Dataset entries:
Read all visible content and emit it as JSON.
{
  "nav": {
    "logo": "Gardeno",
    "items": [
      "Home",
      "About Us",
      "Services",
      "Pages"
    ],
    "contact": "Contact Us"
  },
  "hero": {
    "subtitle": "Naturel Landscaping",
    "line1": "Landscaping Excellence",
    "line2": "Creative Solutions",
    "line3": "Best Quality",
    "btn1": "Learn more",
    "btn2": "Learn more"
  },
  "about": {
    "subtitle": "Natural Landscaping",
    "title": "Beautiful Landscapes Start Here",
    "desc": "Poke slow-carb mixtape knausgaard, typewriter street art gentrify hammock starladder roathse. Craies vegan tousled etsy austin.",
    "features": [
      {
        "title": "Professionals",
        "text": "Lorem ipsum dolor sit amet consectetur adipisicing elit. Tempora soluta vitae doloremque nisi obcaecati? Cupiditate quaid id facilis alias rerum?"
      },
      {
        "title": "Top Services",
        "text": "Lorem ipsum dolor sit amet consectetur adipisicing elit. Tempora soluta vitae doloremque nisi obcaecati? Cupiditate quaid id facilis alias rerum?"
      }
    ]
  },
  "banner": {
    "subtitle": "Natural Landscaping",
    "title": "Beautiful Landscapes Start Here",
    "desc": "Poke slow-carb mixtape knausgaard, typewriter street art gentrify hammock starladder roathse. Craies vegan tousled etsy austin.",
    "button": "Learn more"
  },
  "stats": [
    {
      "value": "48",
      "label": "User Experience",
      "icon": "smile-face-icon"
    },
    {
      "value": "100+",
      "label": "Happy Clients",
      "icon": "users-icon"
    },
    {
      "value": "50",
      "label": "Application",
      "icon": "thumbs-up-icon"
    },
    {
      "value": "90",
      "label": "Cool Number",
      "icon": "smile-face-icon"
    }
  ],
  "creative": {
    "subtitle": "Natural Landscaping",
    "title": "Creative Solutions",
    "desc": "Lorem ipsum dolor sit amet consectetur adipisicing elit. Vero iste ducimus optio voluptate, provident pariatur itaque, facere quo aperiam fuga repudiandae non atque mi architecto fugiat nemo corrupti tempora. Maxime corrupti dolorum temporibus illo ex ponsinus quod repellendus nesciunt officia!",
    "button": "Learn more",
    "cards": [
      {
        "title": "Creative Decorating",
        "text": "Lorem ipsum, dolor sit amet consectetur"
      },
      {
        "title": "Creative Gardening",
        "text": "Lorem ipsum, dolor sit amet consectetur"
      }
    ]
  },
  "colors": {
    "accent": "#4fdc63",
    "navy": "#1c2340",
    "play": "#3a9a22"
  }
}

Short problem:
Search the records for the string "Solutions" and return every line in which it occurs.

Task output:
    "line2": "Creative Solutions",
    "title": "Creative Solutions",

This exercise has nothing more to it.